Data listing ▸
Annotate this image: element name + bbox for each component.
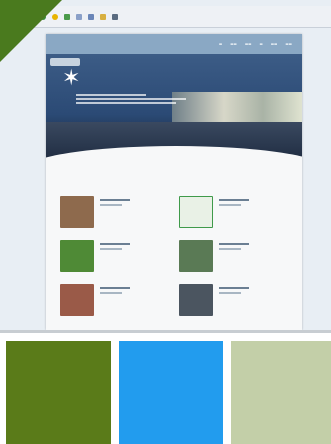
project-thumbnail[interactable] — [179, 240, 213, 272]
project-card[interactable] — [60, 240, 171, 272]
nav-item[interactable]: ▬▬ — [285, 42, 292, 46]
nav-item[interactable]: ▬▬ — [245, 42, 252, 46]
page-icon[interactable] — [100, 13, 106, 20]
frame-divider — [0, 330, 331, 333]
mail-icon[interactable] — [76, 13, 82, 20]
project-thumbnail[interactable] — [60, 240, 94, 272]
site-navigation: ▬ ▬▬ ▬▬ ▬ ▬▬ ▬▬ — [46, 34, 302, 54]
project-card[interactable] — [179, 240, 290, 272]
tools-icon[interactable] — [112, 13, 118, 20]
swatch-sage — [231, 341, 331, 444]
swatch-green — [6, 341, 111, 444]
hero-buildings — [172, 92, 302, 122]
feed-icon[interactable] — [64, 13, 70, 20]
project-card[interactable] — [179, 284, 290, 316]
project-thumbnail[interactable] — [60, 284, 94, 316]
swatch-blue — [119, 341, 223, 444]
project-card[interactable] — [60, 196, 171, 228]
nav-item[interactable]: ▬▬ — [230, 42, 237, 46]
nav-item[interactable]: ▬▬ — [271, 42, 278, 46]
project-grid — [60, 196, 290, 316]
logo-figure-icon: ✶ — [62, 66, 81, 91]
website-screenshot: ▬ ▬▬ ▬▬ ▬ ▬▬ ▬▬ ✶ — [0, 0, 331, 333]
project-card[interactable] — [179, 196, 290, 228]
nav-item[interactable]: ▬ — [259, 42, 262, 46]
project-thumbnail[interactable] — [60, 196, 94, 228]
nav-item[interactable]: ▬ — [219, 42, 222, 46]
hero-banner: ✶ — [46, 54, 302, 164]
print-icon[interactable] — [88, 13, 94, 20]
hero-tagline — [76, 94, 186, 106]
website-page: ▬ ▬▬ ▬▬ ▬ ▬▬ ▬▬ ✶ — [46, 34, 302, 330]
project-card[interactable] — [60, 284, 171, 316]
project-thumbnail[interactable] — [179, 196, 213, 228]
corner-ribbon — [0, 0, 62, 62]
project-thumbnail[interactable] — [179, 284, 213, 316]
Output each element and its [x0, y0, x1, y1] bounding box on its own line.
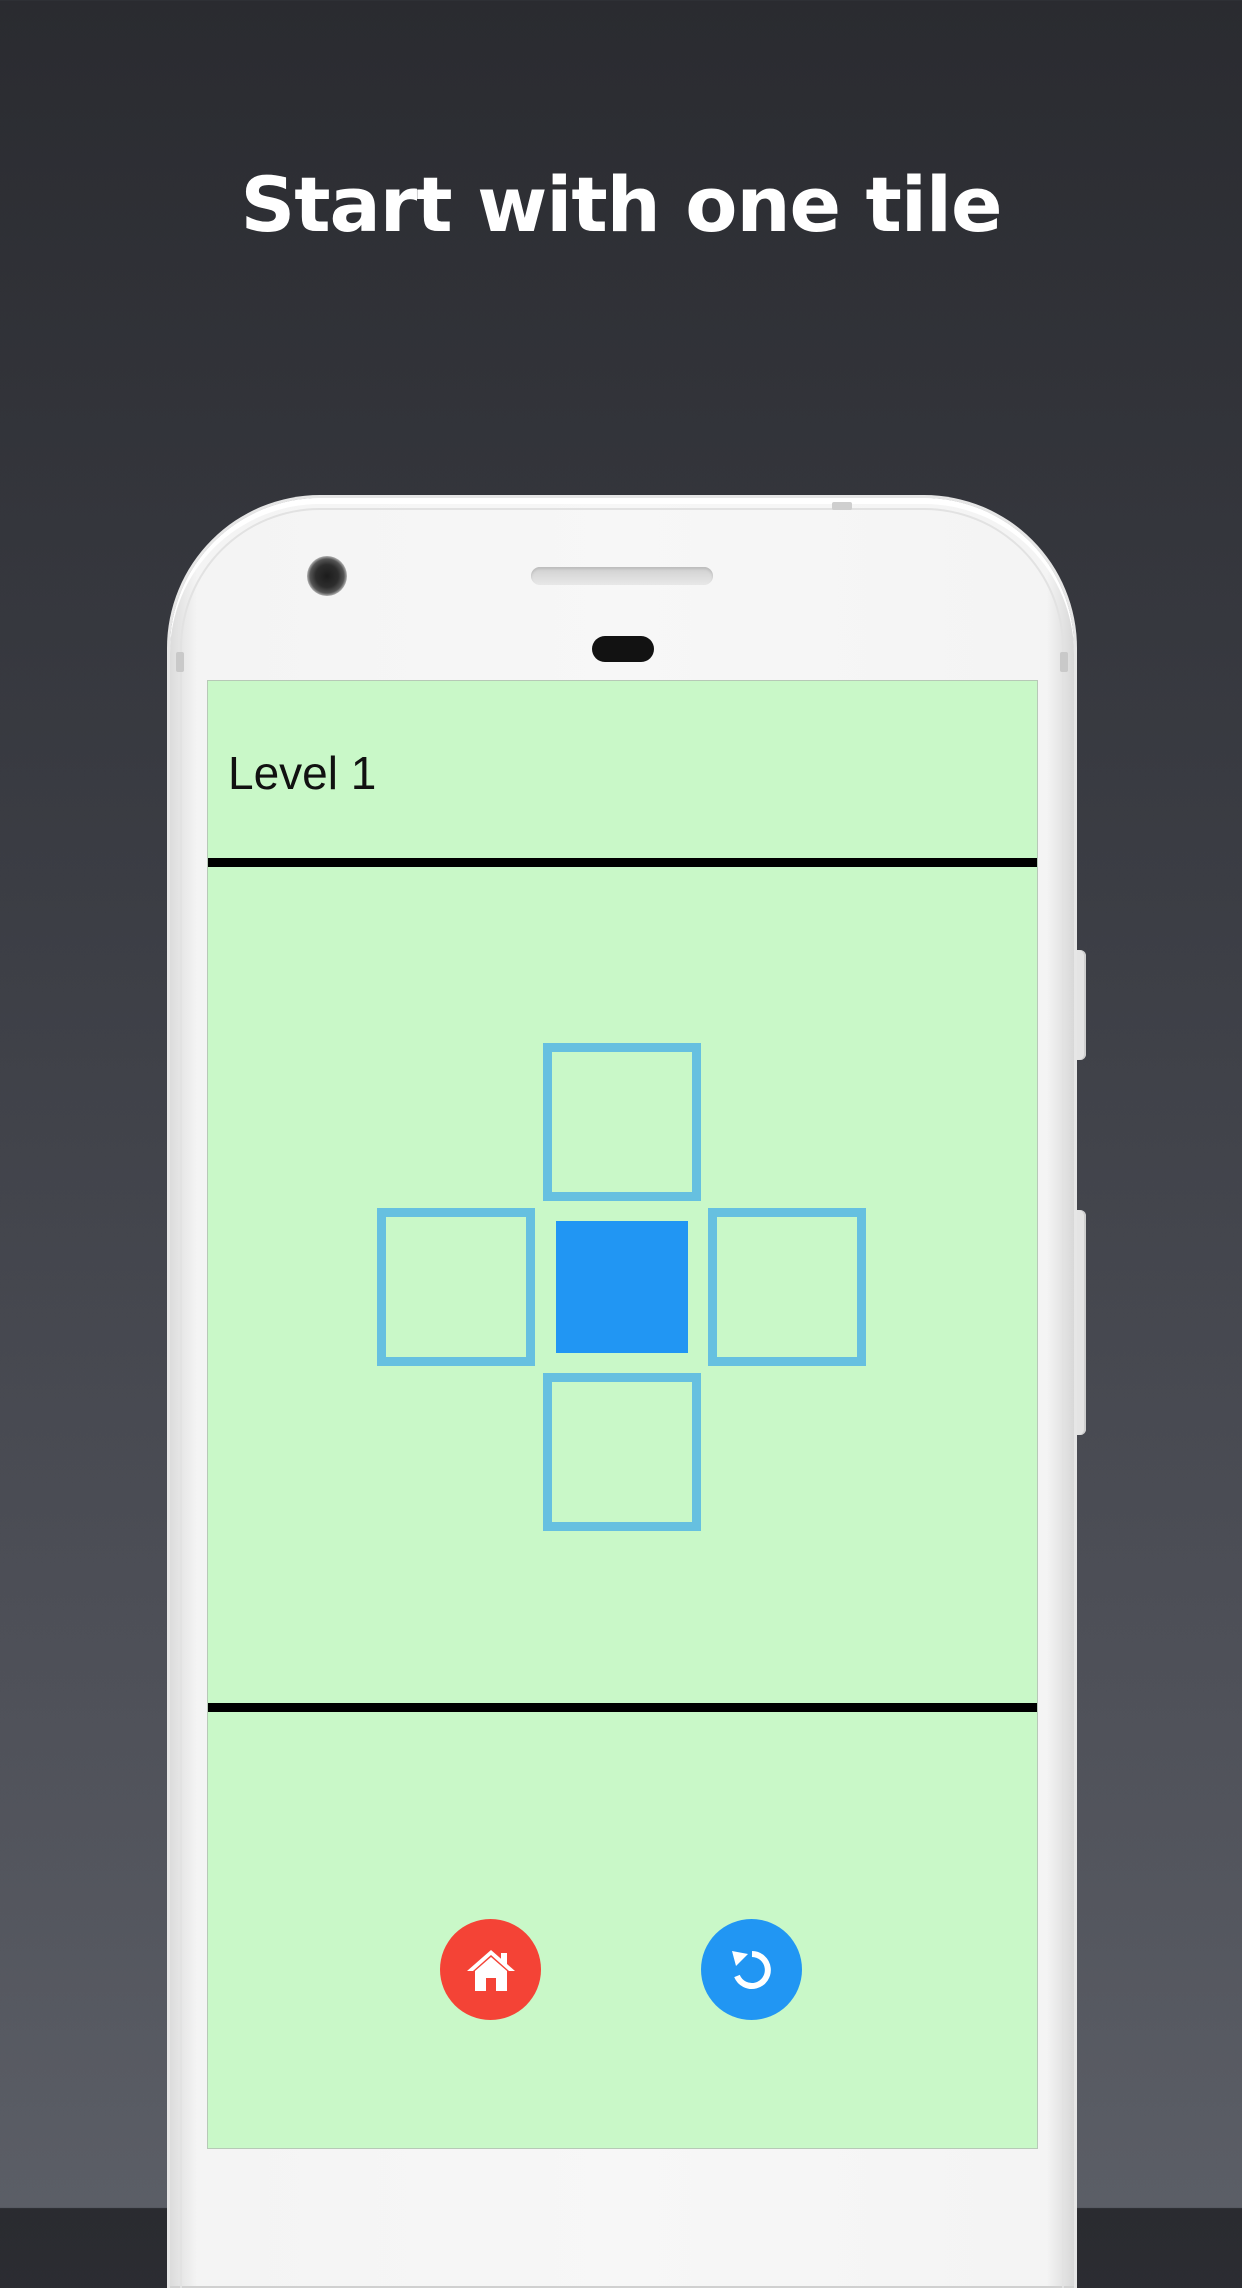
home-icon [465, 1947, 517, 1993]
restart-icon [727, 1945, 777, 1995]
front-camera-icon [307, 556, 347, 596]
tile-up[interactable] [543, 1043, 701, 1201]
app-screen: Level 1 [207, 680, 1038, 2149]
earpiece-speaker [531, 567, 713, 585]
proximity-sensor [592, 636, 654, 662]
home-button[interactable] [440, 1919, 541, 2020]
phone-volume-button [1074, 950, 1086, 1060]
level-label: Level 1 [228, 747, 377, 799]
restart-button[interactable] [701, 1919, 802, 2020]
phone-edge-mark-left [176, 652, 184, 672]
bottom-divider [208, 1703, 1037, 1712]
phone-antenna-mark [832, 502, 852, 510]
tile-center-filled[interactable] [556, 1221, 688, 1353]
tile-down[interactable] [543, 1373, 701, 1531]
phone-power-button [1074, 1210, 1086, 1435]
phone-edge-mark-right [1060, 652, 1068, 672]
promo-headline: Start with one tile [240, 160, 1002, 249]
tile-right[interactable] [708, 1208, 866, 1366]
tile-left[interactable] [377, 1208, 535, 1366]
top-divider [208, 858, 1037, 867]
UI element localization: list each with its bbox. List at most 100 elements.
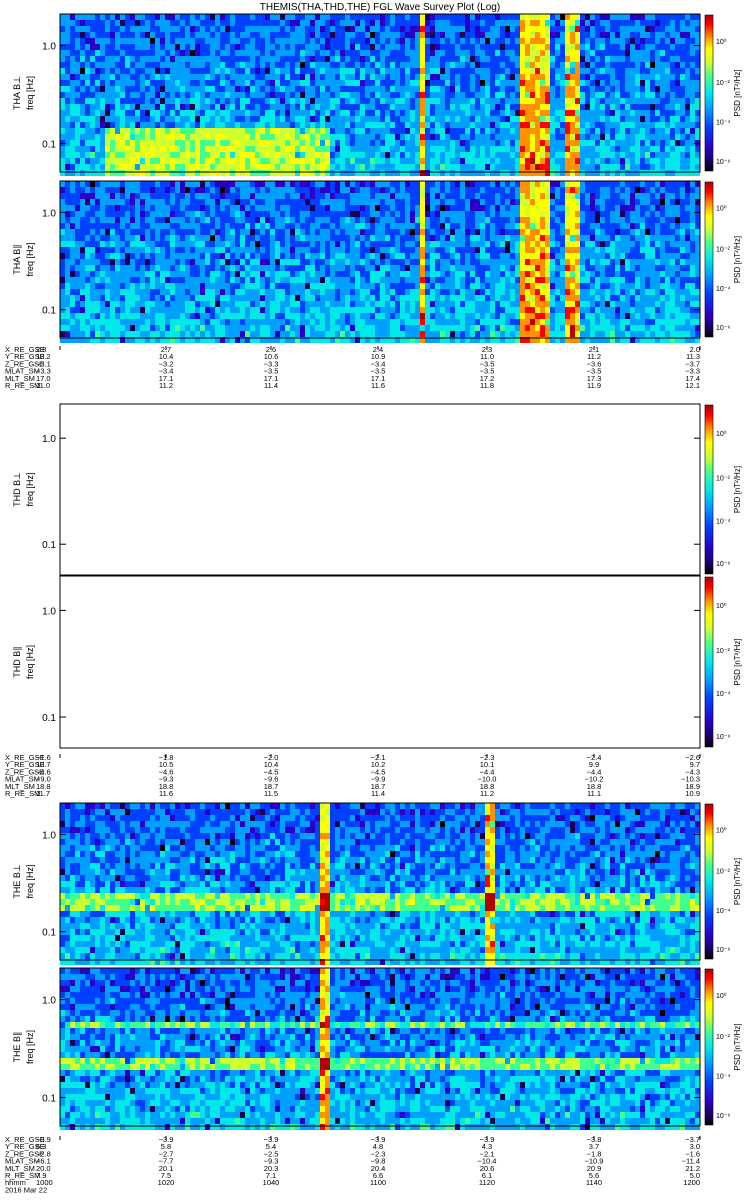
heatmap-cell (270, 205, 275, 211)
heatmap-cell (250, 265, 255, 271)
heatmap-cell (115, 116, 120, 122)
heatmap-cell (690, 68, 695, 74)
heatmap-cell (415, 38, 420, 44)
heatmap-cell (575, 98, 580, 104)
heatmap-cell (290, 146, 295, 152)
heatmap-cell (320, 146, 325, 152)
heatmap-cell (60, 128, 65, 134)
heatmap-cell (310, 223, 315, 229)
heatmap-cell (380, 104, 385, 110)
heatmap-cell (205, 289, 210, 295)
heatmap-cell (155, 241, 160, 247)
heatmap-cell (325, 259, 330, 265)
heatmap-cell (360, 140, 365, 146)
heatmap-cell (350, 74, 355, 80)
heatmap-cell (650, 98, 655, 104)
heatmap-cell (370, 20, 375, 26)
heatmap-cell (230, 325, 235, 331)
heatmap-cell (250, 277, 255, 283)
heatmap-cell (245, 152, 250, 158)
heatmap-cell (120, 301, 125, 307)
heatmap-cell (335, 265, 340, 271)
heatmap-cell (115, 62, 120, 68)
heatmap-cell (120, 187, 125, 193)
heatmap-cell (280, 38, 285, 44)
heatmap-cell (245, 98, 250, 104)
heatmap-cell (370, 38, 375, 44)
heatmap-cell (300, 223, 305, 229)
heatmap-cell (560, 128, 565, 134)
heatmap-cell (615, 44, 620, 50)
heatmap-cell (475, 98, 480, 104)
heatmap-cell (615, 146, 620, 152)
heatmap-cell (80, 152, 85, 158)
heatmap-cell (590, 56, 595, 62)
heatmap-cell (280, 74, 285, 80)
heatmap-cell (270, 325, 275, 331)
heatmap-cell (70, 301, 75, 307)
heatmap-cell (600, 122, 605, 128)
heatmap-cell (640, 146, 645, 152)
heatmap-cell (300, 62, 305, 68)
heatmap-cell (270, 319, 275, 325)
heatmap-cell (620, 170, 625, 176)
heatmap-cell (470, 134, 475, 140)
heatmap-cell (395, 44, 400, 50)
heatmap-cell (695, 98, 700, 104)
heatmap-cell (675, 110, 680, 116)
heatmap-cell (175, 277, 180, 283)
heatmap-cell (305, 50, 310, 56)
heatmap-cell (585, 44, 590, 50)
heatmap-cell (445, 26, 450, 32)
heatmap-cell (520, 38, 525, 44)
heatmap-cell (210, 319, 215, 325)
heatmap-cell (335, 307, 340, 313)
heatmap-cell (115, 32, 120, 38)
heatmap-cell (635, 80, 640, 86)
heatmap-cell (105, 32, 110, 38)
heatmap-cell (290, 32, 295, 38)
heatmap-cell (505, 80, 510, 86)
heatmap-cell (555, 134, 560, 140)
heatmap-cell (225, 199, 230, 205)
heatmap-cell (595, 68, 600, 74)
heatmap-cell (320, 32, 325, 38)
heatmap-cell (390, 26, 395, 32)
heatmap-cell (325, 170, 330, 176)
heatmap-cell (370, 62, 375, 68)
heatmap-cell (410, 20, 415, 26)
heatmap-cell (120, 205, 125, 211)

What is required ▸ Print all of the items above again word for word, without the pictures.

Task answer ▸
Annotate this image: element name + bbox for each component.
project-thumbnail[interactable] — [179, 240, 213, 272]
project-card[interactable] — [60, 240, 171, 272]
nav-item[interactable]: ▬▬ — [285, 42, 292, 46]
nav-item[interactable]: ▬▬ — [245, 42, 252, 46]
page-icon[interactable] — [100, 13, 106, 20]
frame-divider — [0, 330, 331, 333]
mail-icon[interactable] — [76, 13, 82, 20]
project-thumbnail[interactable] — [60, 240, 94, 272]
site-navigation: ▬ ▬▬ ▬▬ ▬ ▬▬ ▬▬ — [46, 34, 302, 54]
project-card[interactable] — [179, 240, 290, 272]
tools-icon[interactable] — [112, 13, 118, 20]
swatch-sage — [231, 341, 331, 444]
swatch-green — [6, 341, 111, 444]
hero-buildings — [172, 92, 302, 122]
feed-icon[interactable] — [64, 13, 70, 20]
project-card[interactable] — [179, 284, 290, 316]
project-thumbnail[interactable] — [60, 284, 94, 316]
swatch-blue — [119, 341, 223, 444]
project-card[interactable] — [60, 196, 171, 228]
nav-item[interactable]: ▬▬ — [230, 42, 237, 46]
nav-item[interactable]: ▬▬ — [271, 42, 278, 46]
project-grid — [60, 196, 290, 316]
logo-figure-icon: ✶ — [62, 66, 81, 91]
website-screenshot: ▬ ▬▬ ▬▬ ▬ ▬▬ ▬▬ ✶ — [0, 0, 331, 333]
project-card[interactable] — [179, 196, 290, 228]
nav-item[interactable]: ▬ — [259, 42, 262, 46]
project-thumbnail[interactable] — [60, 196, 94, 228]
nav-item[interactable]: ▬ — [219, 42, 222, 46]
hero-banner: ✶ — [46, 54, 302, 164]
print-icon[interactable] — [88, 13, 94, 20]
hero-tagline — [76, 94, 186, 106]
website-page: ▬ ▬▬ ▬▬ ▬ ▬▬ ▬▬ ✶ — [46, 34, 302, 330]
project-card[interactable] — [60, 284, 171, 316]
project-thumbnail[interactable] — [179, 196, 213, 228]
corner-ribbon — [0, 0, 62, 62]
project-thumbnail[interactable] — [179, 284, 213, 316]
Output each element and its [x0, y0, x1, y1] bounding box on its own line.
home-icon [465, 1947, 517, 1993]
restart-icon [727, 1945, 777, 1995]
front-camera-icon [307, 556, 347, 596]
tile-up[interactable] [543, 1043, 701, 1201]
app-screen: Level 1 [207, 680, 1038, 2149]
earpiece-speaker [531, 567, 713, 585]
proximity-sensor [592, 636, 654, 662]
home-button[interactable] [440, 1919, 541, 2020]
phone-volume-button [1074, 950, 1086, 1060]
level-label: Level 1 [228, 747, 377, 799]
restart-button[interactable] [701, 1919, 802, 2020]
phone-edge-mark-left [176, 652, 184, 672]
bottom-divider [208, 1703, 1037, 1712]
phone-antenna-mark [832, 502, 852, 510]
tile-center-filled[interactable] [556, 1221, 688, 1353]
tile-down[interactable] [543, 1373, 701, 1531]
phone-power-button [1074, 1210, 1086, 1435]
phone-edge-mark-right [1060, 652, 1068, 672]
promo-headline: Start with one tile [240, 160, 1002, 249]
tile-right[interactable] [708, 1208, 866, 1366]
tile-left[interactable] [377, 1208, 535, 1366]
top-divider [208, 858, 1037, 867]
UI element localization: list each with its bbox. List at most 100 elements.
heatmap-cell (270, 205, 275, 211)
heatmap-cell (250, 265, 255, 271)
heatmap-cell (115, 116, 120, 122)
heatmap-cell (690, 68, 695, 74)
heatmap-cell (415, 38, 420, 44)
heatmap-cell (575, 98, 580, 104)
heatmap-cell (290, 146, 295, 152)
heatmap-cell (320, 146, 325, 152)
heatmap-cell (60, 128, 65, 134)
heatmap-cell (310, 223, 315, 229)
heatmap-cell (380, 104, 385, 110)
heatmap-cell (205, 289, 210, 295)
heatmap-cell (155, 241, 160, 247)
heatmap-cell (325, 259, 330, 265)
heatmap-cell (360, 140, 365, 146)
heatmap-cell (350, 74, 355, 80)
heatmap-cell (650, 98, 655, 104)
heatmap-cell (370, 20, 375, 26)
heatmap-cell (230, 325, 235, 331)
heatmap-cell (250, 277, 255, 283)
heatmap-cell (245, 152, 250, 158)
heatmap-cell (120, 301, 125, 307)
heatmap-cell (335, 265, 340, 271)
heatmap-cell (115, 62, 120, 68)
heatmap-cell (120, 187, 125, 193)
heatmap-cell (280, 38, 285, 44)
heatmap-cell (245, 98, 250, 104)
heatmap-cell (370, 38, 375, 44)
heatmap-cell (300, 223, 305, 229)
heatmap-cell (560, 128, 565, 134)
heatmap-cell (615, 44, 620, 50)
heatmap-cell (475, 98, 480, 104)
heatmap-cell (615, 146, 620, 152)
heatmap-cell (80, 152, 85, 158)
heatmap-cell (590, 56, 595, 62)
heatmap-cell (280, 74, 285, 80)
heatmap-cell (270, 325, 275, 331)
heatmap-cell (70, 301, 75, 307)
heatmap-cell (600, 122, 605, 128)
heatmap-cell (640, 146, 645, 152)
heatmap-cell (300, 62, 305, 68)
heatmap-cell (270, 319, 275, 325)
heatmap-cell (620, 170, 625, 176)
heatmap-cell (470, 134, 475, 140)
heatmap-cell (395, 44, 400, 50)
heatmap-cell (695, 98, 700, 104)
heatmap-cell (675, 110, 680, 116)
heatmap-cell (175, 277, 180, 283)
heatmap-cell (305, 50, 310, 56)
heatmap-cell (585, 44, 590, 50)
heatmap-cell (445, 26, 450, 32)
heatmap-cell (520, 38, 525, 44)
heatmap-cell (210, 319, 215, 325)
heatmap-cell (335, 307, 340, 313)
heatmap-cell (115, 32, 120, 38)
heatmap-cell (635, 80, 640, 86)
heatmap-cell (105, 32, 110, 38)
heatmap-cell (290, 32, 295, 38)
heatmap-cell (505, 80, 510, 86)
heatmap-cell (555, 134, 560, 140)
heatmap-cell (225, 199, 230, 205)
heatmap-cell (595, 68, 600, 74)
heatmap-cell (320, 32, 325, 38)
heatmap-cell (390, 26, 395, 32)
heatmap-cell (325, 170, 330, 176)
heatmap-cell (370, 62, 375, 68)
heatmap-cell (410, 20, 415, 26)
heatmap-cell (120, 205, 125, 211)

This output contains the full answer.